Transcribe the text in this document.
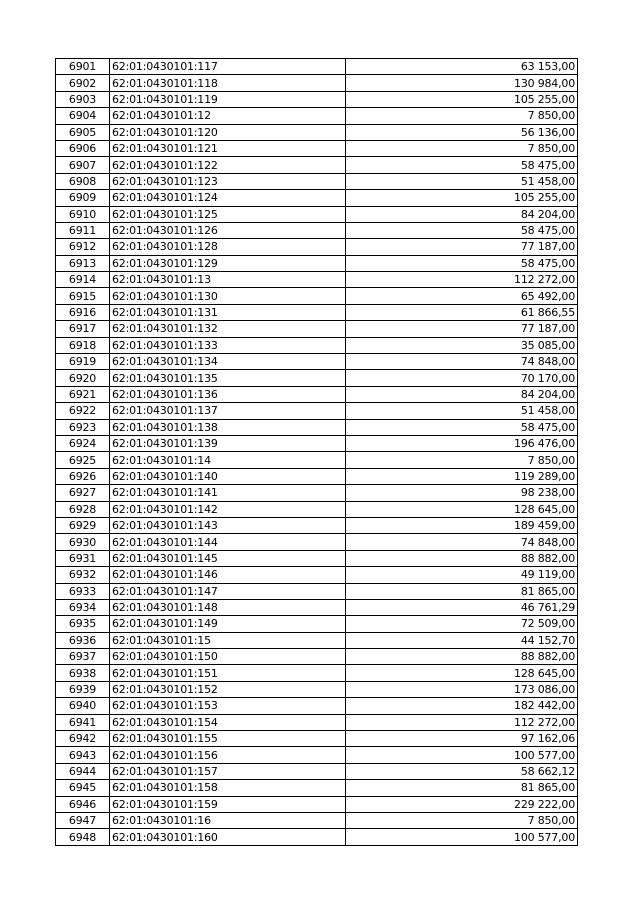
6901	62:01:0430101:117	63 153,00
6902	62:01:0430101:118	130 984,00
6903	62:01:0430101:119	105 255,00
6904	62:01:0430101:12	7 850,00
6905	62:01:0430101:120	56 136,00
6906	62:01:0430101:121	7 850,00
6907	62:01:0430101:122	58 475,00
6908	62:01:0430101:123	51 458,00
6909	62:01:0430101:124	105 255,00
6910	62:01:0430101:125	84 204,00
6911	62:01:0430101:126	58 475,00
6912	62:01:0430101:128	77 187,00
6913	62:01:0430101:129	58 475,00
6914	62:01:0430101:13	112 272,00
6915	62:01:0430101:130	65 492,00
6916	62:01:0430101:131	61 866,55
6917	62:01:0430101:132	77 187,00
6918	62:01:0430101:133	35 085,00
6919	62:01:0430101:134	74 848,00
6920	62:01:0430101:135	70 170,00
6921	62:01:0430101:136	84 204,00
6922	62:01:0430101:137	51 458,00
6923	62:01:0430101:138	58 475,00
6924	62:01:0430101:139	196 476,00
6925	62:01:0430101:14	7 850,00
6926	62:01:0430101:140	119 289,00
6927	62:01:0430101:141	98 238,00
6928	62:01:0430101:142	128 645,00
6929	62:01:0430101:143	189 459,00
6930	62:01:0430101:144	74 848,00
6931	62:01:0430101:145	88 882,00
6932	62:01:0430101:146	49 119,00
6933	62:01:0430101:147	81 865,00
6934	62:01:0430101:148	46 761,29
6935	62:01:0430101:149	72 509,00
6936	62:01:0430101:15	44 152,70
6937	62:01:0430101:150	88 882,00
6938	62:01:0430101:151	128 645,00
6939	62:01:0430101:152	173 086,00
6940	62:01:0430101:153	182 442,00
6941	62:01:0430101:154	112 272,00
6942	62:01:0430101:155	97 162,06
6943	62:01:0430101:156	100 577,00
6944	62:01:0430101:157	58 662,12
6945	62:01:0430101:158	81 865,00
6946	62:01:0430101:159	229 222,00
6947	62:01:0430101:16	7 850,00
6948	62:01:0430101:160	100 577,00
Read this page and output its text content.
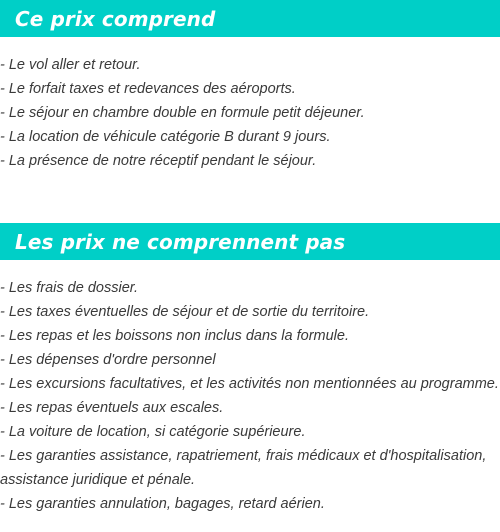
Ce prix comprend
- Le vol aller et retour.
- Le forfait taxes et redevances des aéroports.
- Le séjour en chambre double en formule petit déjeuner.
- La location de véhicule catégorie B durant 9 jours.
- La présence de notre réceptif pendant le séjour.
Les prix ne comprennent pas
- Les frais de dossier.
- Les taxes éventuelles de séjour et de sortie du territoire.
- Les repas et les boissons non inclus dans la formule.
- Les dépenses d'ordre personnel
- Les excursions facultatives, et les activités non mentionnées au programme.
- Les repas éventuels aux escales.
- La voiture de location, si catégorie supérieure.
- Les garanties assistance, rapatriement, frais médicaux et d'hospitalisation, assistance juridique et pénale.
- Les garanties annulation, bagages, retard aérien.
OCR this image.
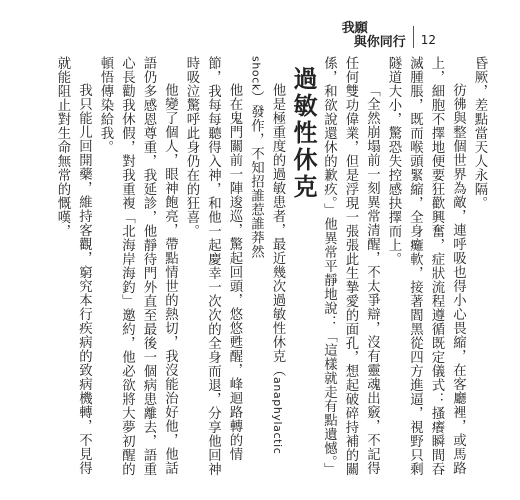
我願
與你同行 12

昏厥，差點當天人永隔。

彷彿與整個世界為敵，連呼吸也得小心畏縮，在客廳裡，或馬路上，細胞不擇地便要狂歡興奮，症狀流程遵循既定儀式：搔癢瞬間吞滅腫脹，既而喉頭緊縮，全身癱軟，接著閻黑從四方進逼，視野只剩隧道大小，驚恐失控感抉擇而上。

「全然崩塌前一刻異常清醒，不太爭辯，沒有靈魂出竅，不記得任何雙功偉業，但是浮現一張張此生摯愛的面孔，想起破碎持補的關係，和欲說還休的歉疚。」他異常平靜地說：「這樣就走有點遺憾。」

過敏性休克

他是極重度的過敏患者，最近幾次過敏性休克（anaphylactic shock）發作，不知招誰惹誰莽然

他在鬼門關前一陣逡巡，驚起回頭，悠悠甦醒，峰迴路轉的情節，我每每聽得入神，和他一起慶幸一次次的全身而退，分享他回神時吸泣驚呼此身仍在的狂喜。

他變了個人，眼神飽亮，帶點情世的熱切，我沒能治好他，他話語仍多感恩尊重，我延診，他靜待門外直至最後一個病患離去，語重心長勸我休假，對我重複「北海岸海釣」邀約，他必欲將大夢初醒的頓悟傳染給我。

我只能儿回開藥，維持客觀，窮究本行疾病的致病機轉，不見得就能阻止對生命無常的慨嘆，
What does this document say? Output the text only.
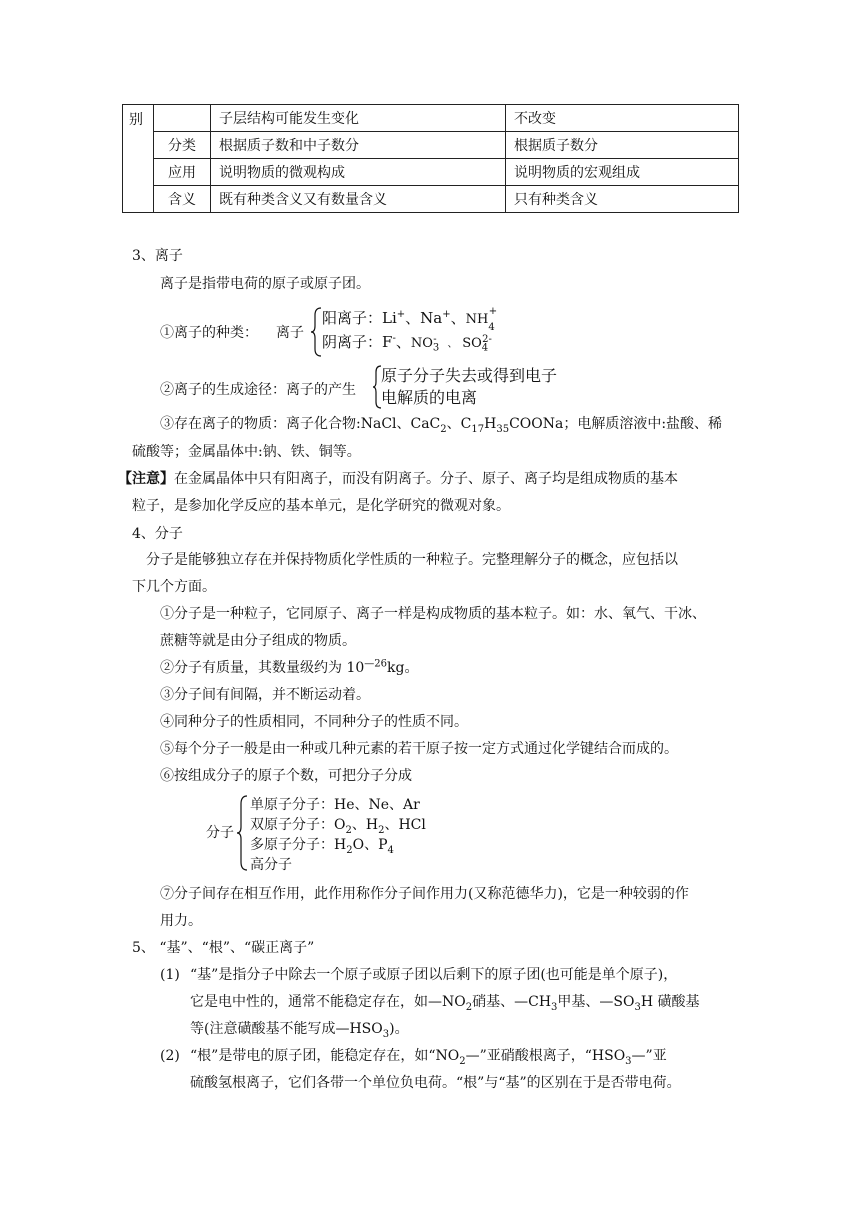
别		子层结构可能发生变化	不改变
	分类	根据质子数和中子数分	根据质子数分
	应用	说明物质的微观构成	说明物质的宏观组成
	含义	既有种类含义又有数量含义	只有种类含义
3、离子
离子是指带电荷的原子或原子团。
①离子的种类： 离子
阳离子：Li+、Na+、$NH_4^+$
阴离子：F-、$NO_3^-$ 、 $SO_4^{2-}$
②离子的生成途径：离子的产生
原子分子失去或得到电子
电解质的电离
③存在离子的物质：离子化合物:NaCl、CaC$_2$、$C_{17}H_{35}COONa$；电解质溶液中:盐酸、稀
硫酸等；金属晶体中:钠、铁、铜等。
【注意】在金属晶体中只有阳离子，而没有阴离子。分子、原子、离子均是组成物质的基本
粒子，是参加化学反应的基本单元，是化学研究的微观对象。
4、分子
分子是能够独立存在并保持物质化学性质的一种粒子。完整理解分子的概念，应包括以
下几个方面。
①分子是一种粒子，它同原子、离子一样是构成物质的基本粒子。如：水、氧气、干冰、
蔗糖等就是由分子组成的物质。
②分子有质量，其数量级约为 $10^{—26}kg$。
③分子间有间隔，并不断运动着。
④同种分子的性质相同，不同种分子的性质不同。
⑤每个分子一般是由一种或几种元素的若干原子按一定方式通过化学键结合而成的。
⑥按组成分子的原子个数，可把分子分成
分子
单原子分子：He、Ne、Ar
双原子分子：$O_2$、$H_2$、HCl
多原子分子：$H_2O$、$P_4$
高分子
⑦分子间存在相互作用，此作用称作分子间作用力(又称范德华力)，它是一种较弱的作
用力。
5、 “基”、“根”、“碳正离子”
(1) “基”是指分子中除去一个原子或原子团以后剩下的原子团(也可能是单个原子)，
它是电中性的，通常不能稳定存在，如$—NO_2$硝基、$—CH_3$甲基、$—SO_3H$ 磺酸基
等(注意磺酸基不能写成$—HSO_3$)。
(2) “根”是带电的原子团，能稳定存在，如“$NO_2—$”亚硝酸根离子，“$HSO_3—$”亚
硫酸氢根离子，它们各带一个单位负电荷。“根”与“基”的区别在于是否带电荷。
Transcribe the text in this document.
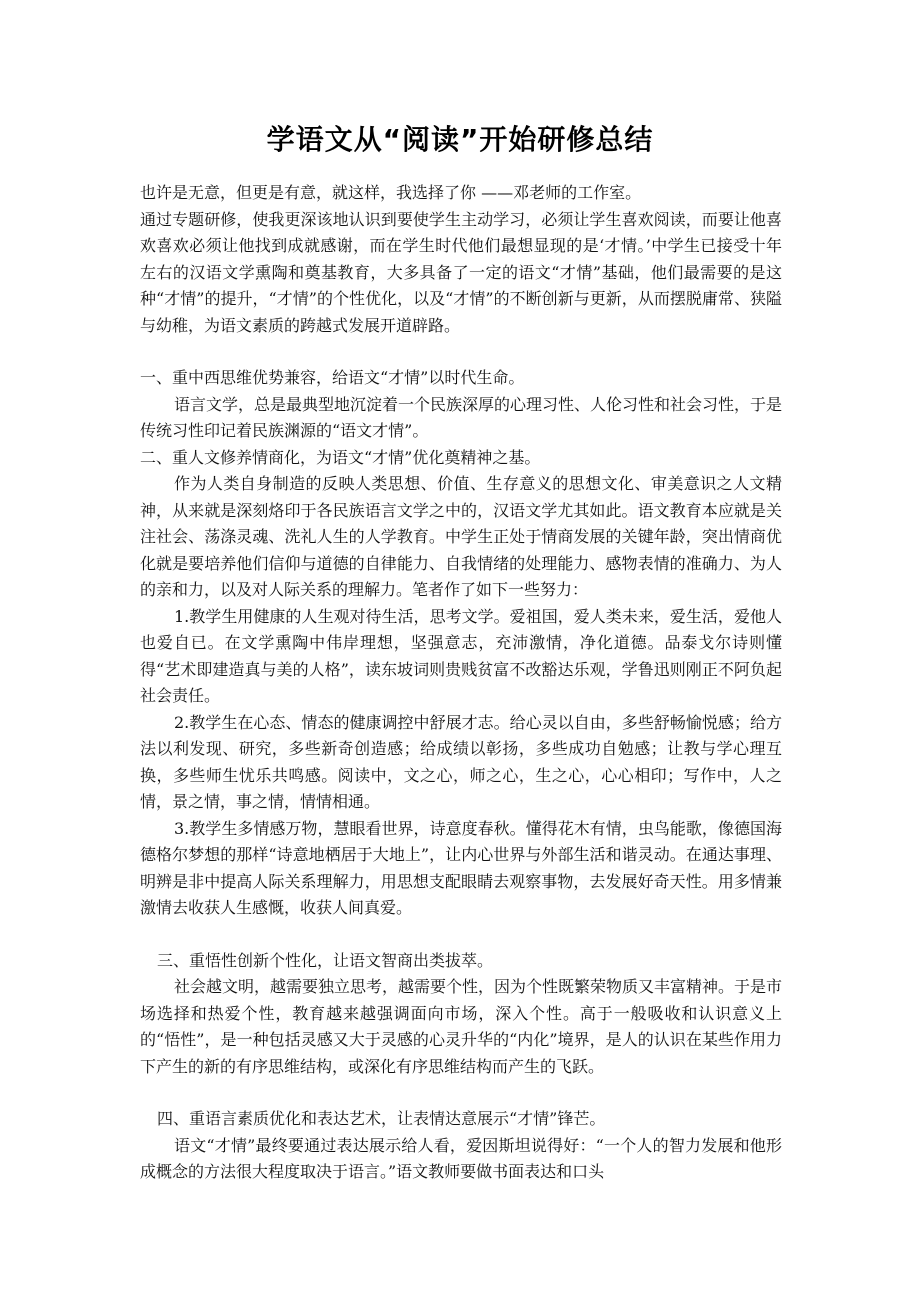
学语文从“阅读”开始研修总结

也许是无意，但更是有意，就这样，我选择了你 ——邓老师的工作室。

通过专题研修，使我更深该地认识到要使学生主动学习，必须让学生喜欢阅读，而要让他喜欢喜欢必须让他找到成就感谢，而在学生时代他们最想显现的是‘才情。’中学生已接受十年左右的汉语文学熏陶和奠基教育，大多具备了一定的语文“才情”基础，他们最需要的是这种“才情”的提升，“才情”的个性优化，以及“才情”的不断创新与更新，从而摆脱庸常、狭隘与幼稚，为语文素质的跨越式发展开道辟路。

一、重中西思维优势兼容，给语文“才情”以时代生命。

语言文学，总是最典型地沉淀着一个民族深厚的心理习性、人伦习性和社会习性，于是传统习性印记着民族渊源的“语文才情”。

二、重人文修养情商化，为语文“才情”优化奠精神之基。

作为人类自身制造的反映人类思想、价值、生存意义的思想文化、审美意识之人文精神，从来就是深刻烙印于各民族语言文学之中的，汉语文学尤其如此。语文教育本应就是关注社会、荡涤灵魂、洗礼人生的人学教育。中学生正处于情商发展的关键年龄，突出情商优化就是要培养他们信仰与道德的自律能力、自我情绪的处理能力、感物表情的准确力、为人的亲和力，以及对人际关系的理解力。笔者作了如下一些努力：

1.教学生用健康的人生观对待生活，思考文学。爱祖国，爱人类未来，爱生活，爱他人也爱自已。在文学熏陶中伟岸理想，坚强意志，充沛激情，净化道德。品泰戈尔诗则懂得“艺术即建造真与美的人格”，读东坡词则贵贱贫富不改豁达乐观，学鲁迅则刚正不阿负起社会责任。

2.教学生在心态、情态的健康调控中舒展才志。给心灵以自由，多些舒畅愉悦感；给方法以利发现、研究，多些新奇创造感；给成绩以彰扬，多些成功自勉感；让教与学心理互换，多些师生忧乐共鸣感。阅读中，文之心，师之心，生之心，心心相印；写作中，人之情，景之情，事之情，情情相通。

3.教学生多情感万物，慧眼看世界，诗意度春秋。懂得花木有情，虫鸟能歌，像德国海德格尔梦想的那样“诗意地栖居于大地上”，让内心世界与外部生活和谐灵动。在通达事理、明辨是非中提高人际关系理解力，用思想支配眼睛去观察事物，去发展好奇天性。用多情兼激情去收获人生感慨，收获人间真爱。

三、重悟性创新个性化，让语文智商出类拔萃。

社会越文明，越需要独立思考，越需要个性，因为个性既繁荣物质又丰富精神。于是市场选择和热爱个性，教育越来越强调面向市场，深入个性。高于一般吸收和认识意义上的“悟性”，是一种包括灵感又大于灵感的心灵升华的“内化”境界，是人的认识在某些作用力下产生的新的有序思维结构，或深化有序思维结构而产生的飞跃。

四、重语言素质优化和表达艺术，让表情达意展示“才情”锋芒。

语文“才情”最终要通过表达展示给人看，爱因斯坦说得好：“一个人的智力发展和他形成概念的方法很大程度取决于语言。”语文教师要做书面表达和口头
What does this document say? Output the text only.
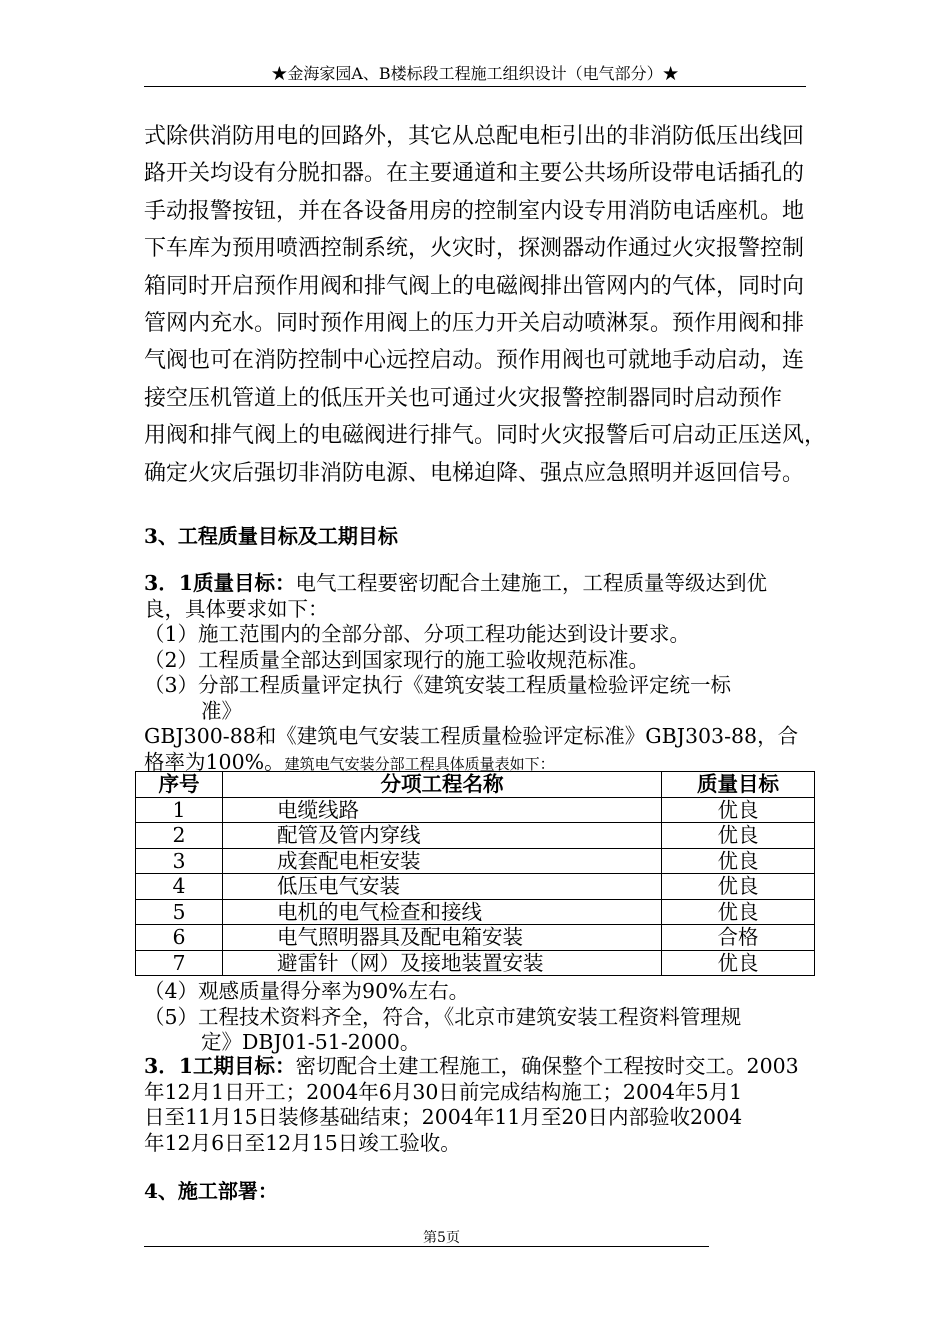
★金海家园A、B楼标段工程施工组织设计（电气部分）★
式除供消防用电的回路外，其它从总配电柜引出的非消防低压出线回
路开关均设有分脱扣器。在主要通道和主要公共场所设带电话插孔的
手动报警按钮，并在各设备用房的控制室内设专用消防电话座机。地
下车库为预用喷洒控制系统，火灾时，探测器动作通过火灾报警控制
箱同时开启预作用阀和排气阀上的电磁阀排出管网内的气体，同时向
管网内充水。同时预作用阀上的压力开关启动喷淋泵。预作用阀和排
气阀也可在消防控制中心远控启动。预作用阀也可就地手动启动，连
接空压机管道上的低压开关也可通过火灾报警控制器同时启动预作
用阀和排气阀上的电磁阀进行排气。同时火灾报警后可启动正压送风，
确定火灾后强切非消防电源、电梯迫降、强点应急照明并返回信号。
3、工程质量目标及工期目标
3．1质量目标：电气工程要密切配合土建施工，工程质量等级达到优
良，具体要求如下：
（1）施工范围内的全部分部、分项工程功能达到设计要求。
（2）工程质量全部达到国家现行的施工验收规范标准。
（3）分部工程质量评定执行《建筑安装工程质量检验评定统一标
准》
GBJ300-88和《建筑电气安装工程质量检验评定标准》GBJ303-88，合
格率为100%。建筑电气安装分部工程具体质量表如下：
序号	分项工程名称	质量目标
1	电缆线路	优良
2	配管及管内穿线	优良
3	成套配电柜安装	优良
4	低压电气安装	优良
5	电机的电气检查和接线	优良
6	电气照明器具及配电箱安装	合格
7	避雷针（网）及接地装置安装	优良
（4）观感质量得分率为90%左右。
（5）工程技术资料齐全，符合，《北京市建筑安装工程资料管理规
定》DBJ01-51-2000。
3．1工期目标：密切配合土建工程施工，确保整个工程按时交工。2003
年12月1日开工；2004年6月30日前完成结构施工；2004年5月1
日至11月15日装修基础结束；2004年11月至20日内部验收2004
年12月6日至12月15日竣工验收。
4、施工部署：
第5页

Your objective -> Read the entries and pick out all lines that include the word "taxes".

The completed task ->
- Le forfait taxes et redevances des aéroports.
- Les taxes éventuelles de séjour et de sortie du territoire.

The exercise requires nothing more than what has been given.